┌─ DATA LINES

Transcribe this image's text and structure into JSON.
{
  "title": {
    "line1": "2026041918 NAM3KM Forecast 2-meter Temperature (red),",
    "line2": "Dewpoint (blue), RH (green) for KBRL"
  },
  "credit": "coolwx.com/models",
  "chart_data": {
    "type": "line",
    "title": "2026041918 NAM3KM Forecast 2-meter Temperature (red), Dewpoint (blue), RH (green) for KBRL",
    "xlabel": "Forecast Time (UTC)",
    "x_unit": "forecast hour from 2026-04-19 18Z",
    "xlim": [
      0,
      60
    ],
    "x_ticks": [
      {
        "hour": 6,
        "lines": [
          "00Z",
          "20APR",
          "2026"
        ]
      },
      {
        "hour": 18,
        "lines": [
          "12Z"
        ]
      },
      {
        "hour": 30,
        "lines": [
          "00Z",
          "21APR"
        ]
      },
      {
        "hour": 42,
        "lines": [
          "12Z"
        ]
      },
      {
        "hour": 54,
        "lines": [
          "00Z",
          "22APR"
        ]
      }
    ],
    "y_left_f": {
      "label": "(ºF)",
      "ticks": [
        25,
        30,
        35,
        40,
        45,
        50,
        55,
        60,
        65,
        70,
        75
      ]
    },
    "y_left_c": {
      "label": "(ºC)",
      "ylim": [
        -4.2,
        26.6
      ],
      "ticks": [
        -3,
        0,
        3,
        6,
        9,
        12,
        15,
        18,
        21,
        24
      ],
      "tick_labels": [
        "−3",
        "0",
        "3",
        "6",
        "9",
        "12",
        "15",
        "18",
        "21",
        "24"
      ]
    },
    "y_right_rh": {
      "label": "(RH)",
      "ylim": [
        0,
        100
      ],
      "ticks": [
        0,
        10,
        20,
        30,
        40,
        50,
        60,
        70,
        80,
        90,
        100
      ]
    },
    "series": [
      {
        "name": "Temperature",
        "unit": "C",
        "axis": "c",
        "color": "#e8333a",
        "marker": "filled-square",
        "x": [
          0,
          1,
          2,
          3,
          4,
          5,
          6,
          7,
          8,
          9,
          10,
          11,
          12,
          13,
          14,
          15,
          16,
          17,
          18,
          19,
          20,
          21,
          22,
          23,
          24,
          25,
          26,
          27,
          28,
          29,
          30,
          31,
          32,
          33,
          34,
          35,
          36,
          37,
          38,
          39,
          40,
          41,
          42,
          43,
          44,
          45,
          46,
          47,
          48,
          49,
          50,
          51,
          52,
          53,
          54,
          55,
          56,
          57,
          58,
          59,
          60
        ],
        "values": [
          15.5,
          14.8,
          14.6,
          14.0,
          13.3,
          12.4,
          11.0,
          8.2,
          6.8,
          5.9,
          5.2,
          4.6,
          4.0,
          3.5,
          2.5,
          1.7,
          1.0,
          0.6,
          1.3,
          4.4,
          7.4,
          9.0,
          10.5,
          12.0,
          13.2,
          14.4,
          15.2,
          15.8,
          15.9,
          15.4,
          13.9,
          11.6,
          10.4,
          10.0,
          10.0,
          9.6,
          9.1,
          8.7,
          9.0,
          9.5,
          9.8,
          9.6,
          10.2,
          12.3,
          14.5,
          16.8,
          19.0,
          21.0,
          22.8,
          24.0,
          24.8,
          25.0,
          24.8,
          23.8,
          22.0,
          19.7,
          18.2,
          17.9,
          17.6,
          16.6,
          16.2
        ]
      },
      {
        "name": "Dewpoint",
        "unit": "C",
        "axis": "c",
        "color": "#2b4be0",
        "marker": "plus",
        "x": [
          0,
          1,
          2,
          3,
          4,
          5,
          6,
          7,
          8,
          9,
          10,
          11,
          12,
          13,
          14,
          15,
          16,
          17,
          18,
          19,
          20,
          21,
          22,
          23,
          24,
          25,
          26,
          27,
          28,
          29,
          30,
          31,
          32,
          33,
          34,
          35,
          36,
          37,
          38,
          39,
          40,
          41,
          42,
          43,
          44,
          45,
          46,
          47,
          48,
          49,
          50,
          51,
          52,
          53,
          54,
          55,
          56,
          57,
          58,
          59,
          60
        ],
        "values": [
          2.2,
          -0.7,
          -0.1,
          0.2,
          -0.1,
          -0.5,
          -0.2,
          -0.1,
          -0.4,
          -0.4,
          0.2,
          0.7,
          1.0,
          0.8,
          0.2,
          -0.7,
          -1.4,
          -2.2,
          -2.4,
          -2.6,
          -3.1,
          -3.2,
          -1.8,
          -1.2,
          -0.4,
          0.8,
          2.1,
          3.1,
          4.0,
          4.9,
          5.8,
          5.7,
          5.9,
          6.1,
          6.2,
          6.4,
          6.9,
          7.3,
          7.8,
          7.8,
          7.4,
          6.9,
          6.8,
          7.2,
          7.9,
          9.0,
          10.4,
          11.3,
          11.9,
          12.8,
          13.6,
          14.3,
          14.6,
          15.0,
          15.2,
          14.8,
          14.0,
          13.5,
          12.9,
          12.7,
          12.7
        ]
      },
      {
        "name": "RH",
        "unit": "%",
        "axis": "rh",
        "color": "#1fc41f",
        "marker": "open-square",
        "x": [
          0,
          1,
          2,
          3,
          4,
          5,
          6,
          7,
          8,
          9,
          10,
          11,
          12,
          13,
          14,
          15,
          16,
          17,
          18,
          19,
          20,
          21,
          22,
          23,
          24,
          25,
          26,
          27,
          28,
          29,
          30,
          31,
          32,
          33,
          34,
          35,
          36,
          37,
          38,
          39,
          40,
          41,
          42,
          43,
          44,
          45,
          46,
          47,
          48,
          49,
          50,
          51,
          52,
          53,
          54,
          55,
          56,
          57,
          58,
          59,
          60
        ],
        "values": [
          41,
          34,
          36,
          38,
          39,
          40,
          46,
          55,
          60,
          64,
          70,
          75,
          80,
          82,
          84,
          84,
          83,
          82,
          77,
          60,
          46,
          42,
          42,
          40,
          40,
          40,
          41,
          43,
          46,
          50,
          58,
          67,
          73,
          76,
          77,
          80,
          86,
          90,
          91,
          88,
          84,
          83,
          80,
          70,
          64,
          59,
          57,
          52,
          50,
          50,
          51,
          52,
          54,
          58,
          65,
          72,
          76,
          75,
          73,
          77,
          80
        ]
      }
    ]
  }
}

└─

- **WHAT THE EXERCISE ASKS**
Extract all lines as given.

- **CORRECT RESPONSE**
Transcribe this image's text and structure into JSON.
{
  "title": {
    "line1": "2026041918 NAM3KM Forecast 2-meter Temperature (red),",
    "line2": "Dewpoint (blue), RH (green) for KBRL"
  },
  "credit": "coolwx.com/models",
  "chart_data": {
    "type": "line",
    "title": "2026041918 NAM3KM Forecast 2-meter Temperature (red), Dewpoint (blue), RH (green) for KBRL",
    "xlabel": "Forecast Time (UTC)",
    "x_unit": "forecast hour from 2026-04-19 18Z",
    "xlim": [
      0,
      60
    ],
    "x_ticks": [
      {
        "hour": 6,
        "lines": [
          "00Z",
          "20APR",
          "2026"
        ]
      },
      {
        "hour": 18,
        "lines": [
          "12Z"
        ]
      },
      {
        "hour": 30,
        "lines": [
          "00Z",
          "21APR"
        ]
      },
      {
        "hour": 42,
        "lines": [
          "12Z"
        ]
      },
      {
        "hour": 54,
        "lines": [
          "00Z",
          "22APR"
        ]
      }
    ],
    "y_left_f": {
      "label": "(ºF)",
      "ticks": [
        25,
        30,
        35,
        40,
        45,
        50,
        55,
        60,
        65,
        70,
        75
      ]
    },
    "y_left_c": {
      "label": "(ºC)",
      "ylim": [
        -4.2,
        26.6
      ],
      "ticks": [
        -3,
        0,
        3,
        6,
        9,
        12,
        15,
        18,
        21,
        24
      ],
      "tick_labels": [
        "−3",
        "0",
        "3",
        "6",
        "9",
        "12",
        "15",
        "18",
        "21",
        "24"
      ]
    },
    "y_right_rh": {
      "label": "(RH)",
      "ylim": [
        0,
        100
      ],
      "ticks": [
        0,
        10,
        20,
        30,
        40,
        50,
        60,
        70,
        80,
        90,
        100
      ]
    },
    "series": [
      {
        "name": "Temperature",
        "unit": "C",
        "axis": "c",
        "color": "#e8333a",
        "marker": "filled-square",
        "x": [
          0,
          1,
          2,
          3,
          4,
          5,
          6,
          7,
          8,
          9,
          10,
          11,
          12,
          13,
          14,
          15,
          16,
          17,
          18,
          19,
          20,
          21,
          22,
          23,
          24,
          25,
          26,
          27,
          28,
          29,
          30,
          31,
          32,
          33,
          34,
          35,
          36,
          37,
          38,
          39,
          40,
          41,
          42,
          43,
          44,
          45,
          46,
          47,
          48,
          49,
          50,
          51,
          52,
          53,
          54,
          55,
          56,
          57,
          58,
          59,
          60
        ],
        "values": [
          15.5,
          14.8,
          14.6,
          14.0,
          13.3,
          12.4,
          11.0,
          8.2,
          6.8,
          5.9,
          5.2,
          4.6,
          4.0,
          3.5,
          2.5,
          1.7,
          1.0,
          0.6,
          1.3,
          4.4,
          7.4,
          9.0,
          10.5,
          12.0,
          13.2,
          14.4,
          15.2,
          15.8,
          15.9,
          15.4,
          13.9,
          11.6,
          10.4,
          10.0,
          10.0,
          9.6,
          9.1,
          8.7,
          9.0,
          9.5,
          9.8,
          9.6,
          10.2,
          12.3,
          14.5,
          16.8,
          19.0,
          21.0,
          22.8,
          24.0,
          24.8,
          25.0,
          24.8,
          23.8,
          22.0,
          19.7,
          18.2,
          17.9,
          17.6,
          16.6,
          16.2
        ]
      },
      {
        "name": "Dewpoint",
        "unit": "C",
        "axis": "c",
        "color": "#2b4be0",
        "marker": "plus",
        "x": [
          0,
          1,
          2,
          3,
          4,
          5,
          6,
          7,
          8,
          9,
          10,
          11,
          12,
          13,
          14,
          15,
          16,
          17,
          18,
          19,
          20,
          21,
          22,
          23,
          24,
          25,
          26,
          27,
          28,
          29,
          30,
          31,
          32,
          33,
          34,
          35,
          36,
          37,
          38,
          39,
          40,
          41,
          42,
          43,
          44,
          45,
          46,
          47,
          48,
          49,
          50,
          51,
          52,
          53,
          54,
          55,
          56,
          57,
          58,
          59,
          60
        ],
        "values": [
          2.2,
          -0.7,
          -0.1,
          0.2,
          -0.1,
          -0.5,
          -0.2,
          -0.1,
          -0.4,
          -0.4,
          0.2,
          0.7,
          1.0,
          0.8,
          0.2,
          -0.7,
          -1.4,
          -2.2,
          -2.4,
          -2.6,
          -3.1,
          -3.2,
          -1.8,
          -1.2,
          -0.4,
          0.8,
          2.1,
          3.1,
          4.0,
          4.9,
          5.8,
          5.7,
          5.9,
          6.1,
          6.2,
          6.4,
          6.9,
          7.3,
          7.8,
          7.8,
          7.4,
          6.9,
          6.8,
          7.2,
          7.9,
          9.0,
          10.4,
          11.3,
          11.9,
          12.8,
          13.6,
          14.3,
          14.6,
          15.0,
          15.2,
          14.8,
          14.0,
          13.5,
          12.9,
          12.7,
          12.7
        ]
      },
      {
        "name": "RH",
        "unit": "%",
        "axis": "rh",
        "color": "#1fc41f",
        "marker": "open-square",
        "x": [
          0,
          1,
          2,
          3,
          4,
          5,
          6,
          7,
          8,
          9,
          10,
          11,
          12,
          13,
          14,
          15,
          16,
          17,
          18,
          19,
          20,
          21,
          22,
          23,
          24,
          25,
          26,
          27,
          28,
          29,
          30,
          31,
          32,
          33,
          34,
          35,
          36,
          37,
          38,
          39,
          40,
          41,
          42,
          43,
          44,
          45,
          46,
          47,
          48,
          49,
          50,
          51,
          52,
          53,
          54,
          55,
          56,
          57,
          58,
          59,
          60
        ],
        "values": [
          41,
          34,
          36,
          38,
          39,
          40,
          46,
          55,
          60,
          64,
          70,
          75,
          80,
          82,
          84,
          84,
          83,
          82,
          77,
          60,
          46,
          42,
          42,
          40,
          40,
          40,
          41,
          43,
          46,
          50,
          58,
          67,
          73,
          76,
          77,
          80,
          86,
          90,
          91,
          88,
          84,
          83,
          80,
          70,
          64,
          59,
          57,
          52,
          50,
          50,
          51,
          52,
          54,
          58,
          65,
          72,
          76,
          75,
          73,
          77,
          80
        ]
      }
    ]
  }
}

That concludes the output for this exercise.